OPDRACHTEN
- a) In welke plaats speelde volgens het tekstfragment de zaak die niet is doorgegaan?
- b) Noem alle aardrijkskundige namen die in het tekstfragment staan.

TEKSTFRAGMENT
···

Enfin, we zyn met het huisje bezig! Ge wilt u de niet geringe moeite getroosten (in Januari nogal!) de aangeboden woningen te gaan bekyken.-

Nog-eens, als die zaak te Blaricum was doorgegaan, was de tweestryd niet geweest! Nu komen my de bezwaren gedurig voor den geest. Al te vér van Amsterdam zou geen doel treffen, en niet ver was ik geen dag veilig voor bezoek! Ik moet bedenken dat ik hoe langer hoe ongeschikter word met menschen omtegaan. Zyn ze plomp en grof dan erger ik me ziek, en in 't tegenovergesteld geval ben ik terstond te fideel, te open, te toeschietend, waarvan ik dan naderhand last heb.

Ge zegt: als 't eventueel gehuurde je niet bevalt, ben je'r met 3/m af. Dit zou waar zyn, maar juist dat weer verhuizen is geen kleinigheid, en zelfs 't zoeken naar iets anders is heel irritant. Een woning waar ik zoo rustig en ongedeerd zit als nu hier, vind ik zeker niet.

Kyk, was de zaak aldus: door 't huren van 'n huisje zou ik Nonni by me krygen (d.h. uit vryen wil en met hartelykheid van weerszy) dan was de decisie makkelyk. Maar zóó is de zaak niet, helaas!-

Nog iets. De kans dat ik eindelyk goed aan 't werk kom, wordt door verhuizing, en door 't vooruitzicht op verhuizing niet beter. Reeds nu ben ik geagiteerd door de aanstaande bereddering om aan meubels te komen. Wat we nu hier hebben is wel zeer onvoldoende, maar niemand ziet me hier, ik heb hier niets optehouden. De zoogenaamde fatsoenlykheid in Holland kost geld, vooral in 'n praterig dorp.

···

Gegevens over de pagina-indeling:
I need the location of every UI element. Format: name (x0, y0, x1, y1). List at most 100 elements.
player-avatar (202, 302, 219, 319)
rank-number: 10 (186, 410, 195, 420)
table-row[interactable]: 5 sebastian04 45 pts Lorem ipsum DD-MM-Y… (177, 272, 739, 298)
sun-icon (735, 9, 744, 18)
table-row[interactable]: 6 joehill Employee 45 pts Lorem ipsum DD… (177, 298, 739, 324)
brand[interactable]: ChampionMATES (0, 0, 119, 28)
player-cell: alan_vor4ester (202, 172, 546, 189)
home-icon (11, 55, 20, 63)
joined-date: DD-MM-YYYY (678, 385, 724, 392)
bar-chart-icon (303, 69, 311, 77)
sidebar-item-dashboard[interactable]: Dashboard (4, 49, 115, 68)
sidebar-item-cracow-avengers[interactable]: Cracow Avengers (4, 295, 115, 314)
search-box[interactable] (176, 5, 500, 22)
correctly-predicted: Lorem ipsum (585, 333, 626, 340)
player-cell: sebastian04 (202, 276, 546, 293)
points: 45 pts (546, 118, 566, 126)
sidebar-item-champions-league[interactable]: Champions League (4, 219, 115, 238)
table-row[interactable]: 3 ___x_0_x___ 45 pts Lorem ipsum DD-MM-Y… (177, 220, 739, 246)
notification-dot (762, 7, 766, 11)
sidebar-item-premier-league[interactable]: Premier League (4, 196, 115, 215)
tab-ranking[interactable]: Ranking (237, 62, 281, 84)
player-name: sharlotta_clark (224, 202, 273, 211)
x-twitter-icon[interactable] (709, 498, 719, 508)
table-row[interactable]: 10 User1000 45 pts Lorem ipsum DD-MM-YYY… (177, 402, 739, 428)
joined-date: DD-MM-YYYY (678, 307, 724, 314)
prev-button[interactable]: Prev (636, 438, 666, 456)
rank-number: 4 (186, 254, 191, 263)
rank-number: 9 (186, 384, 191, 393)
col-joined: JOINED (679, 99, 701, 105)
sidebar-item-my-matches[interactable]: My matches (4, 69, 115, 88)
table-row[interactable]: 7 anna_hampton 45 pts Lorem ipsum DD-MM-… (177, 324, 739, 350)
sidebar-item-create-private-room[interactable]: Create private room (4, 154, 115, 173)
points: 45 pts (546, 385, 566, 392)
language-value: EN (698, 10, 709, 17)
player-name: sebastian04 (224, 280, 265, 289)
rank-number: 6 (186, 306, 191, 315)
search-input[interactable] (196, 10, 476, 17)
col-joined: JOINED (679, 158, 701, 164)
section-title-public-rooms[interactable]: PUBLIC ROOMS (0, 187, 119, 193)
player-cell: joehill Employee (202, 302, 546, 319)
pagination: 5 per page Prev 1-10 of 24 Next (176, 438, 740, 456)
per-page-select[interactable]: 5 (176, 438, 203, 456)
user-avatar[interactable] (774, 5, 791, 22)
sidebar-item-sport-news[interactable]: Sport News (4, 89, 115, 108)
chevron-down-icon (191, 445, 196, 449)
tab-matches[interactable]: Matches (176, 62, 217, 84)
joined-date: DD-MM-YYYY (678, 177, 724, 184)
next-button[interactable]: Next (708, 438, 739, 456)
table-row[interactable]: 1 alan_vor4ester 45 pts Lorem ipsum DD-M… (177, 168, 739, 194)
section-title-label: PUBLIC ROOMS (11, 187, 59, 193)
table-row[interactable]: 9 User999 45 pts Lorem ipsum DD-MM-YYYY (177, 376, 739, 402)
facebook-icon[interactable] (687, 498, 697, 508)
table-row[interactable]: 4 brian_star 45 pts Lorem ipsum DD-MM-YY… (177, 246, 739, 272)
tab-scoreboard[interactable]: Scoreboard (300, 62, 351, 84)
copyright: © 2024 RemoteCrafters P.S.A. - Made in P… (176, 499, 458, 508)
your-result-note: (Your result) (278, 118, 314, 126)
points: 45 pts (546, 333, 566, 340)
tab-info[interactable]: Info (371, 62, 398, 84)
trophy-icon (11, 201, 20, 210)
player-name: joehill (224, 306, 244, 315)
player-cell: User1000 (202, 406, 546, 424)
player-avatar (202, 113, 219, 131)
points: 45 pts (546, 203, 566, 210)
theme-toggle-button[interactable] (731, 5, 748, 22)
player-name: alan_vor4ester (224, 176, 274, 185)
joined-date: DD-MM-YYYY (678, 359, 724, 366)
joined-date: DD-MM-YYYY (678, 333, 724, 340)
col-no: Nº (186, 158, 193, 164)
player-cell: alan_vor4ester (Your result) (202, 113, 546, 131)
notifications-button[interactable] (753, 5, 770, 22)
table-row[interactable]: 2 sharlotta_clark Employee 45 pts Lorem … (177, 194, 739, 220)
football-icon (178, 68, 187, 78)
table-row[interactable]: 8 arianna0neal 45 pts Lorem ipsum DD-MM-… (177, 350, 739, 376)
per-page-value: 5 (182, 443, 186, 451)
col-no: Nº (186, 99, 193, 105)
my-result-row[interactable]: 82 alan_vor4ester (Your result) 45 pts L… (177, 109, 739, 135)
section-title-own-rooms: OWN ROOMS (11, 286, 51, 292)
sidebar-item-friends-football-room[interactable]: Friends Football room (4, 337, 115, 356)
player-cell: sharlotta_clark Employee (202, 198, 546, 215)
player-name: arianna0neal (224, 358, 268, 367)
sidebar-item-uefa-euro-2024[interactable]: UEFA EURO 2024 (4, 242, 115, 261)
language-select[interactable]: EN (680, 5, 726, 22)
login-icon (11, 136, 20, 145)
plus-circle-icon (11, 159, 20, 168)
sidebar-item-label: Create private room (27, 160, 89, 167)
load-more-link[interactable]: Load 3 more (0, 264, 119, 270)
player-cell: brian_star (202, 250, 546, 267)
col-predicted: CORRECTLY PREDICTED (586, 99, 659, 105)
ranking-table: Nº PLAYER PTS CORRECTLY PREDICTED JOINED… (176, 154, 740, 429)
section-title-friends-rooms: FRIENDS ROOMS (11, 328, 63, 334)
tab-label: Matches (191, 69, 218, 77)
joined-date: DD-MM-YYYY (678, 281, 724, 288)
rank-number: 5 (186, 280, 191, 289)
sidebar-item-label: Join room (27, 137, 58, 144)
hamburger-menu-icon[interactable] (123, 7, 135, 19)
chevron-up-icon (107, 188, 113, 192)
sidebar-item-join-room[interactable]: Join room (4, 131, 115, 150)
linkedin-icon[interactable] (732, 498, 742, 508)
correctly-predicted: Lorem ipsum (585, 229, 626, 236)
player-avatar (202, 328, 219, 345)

···

ANTWOORDEN PER OPDRACHT
- a) In Blaricum.

- b) Blaricum, Amsterdam, Holland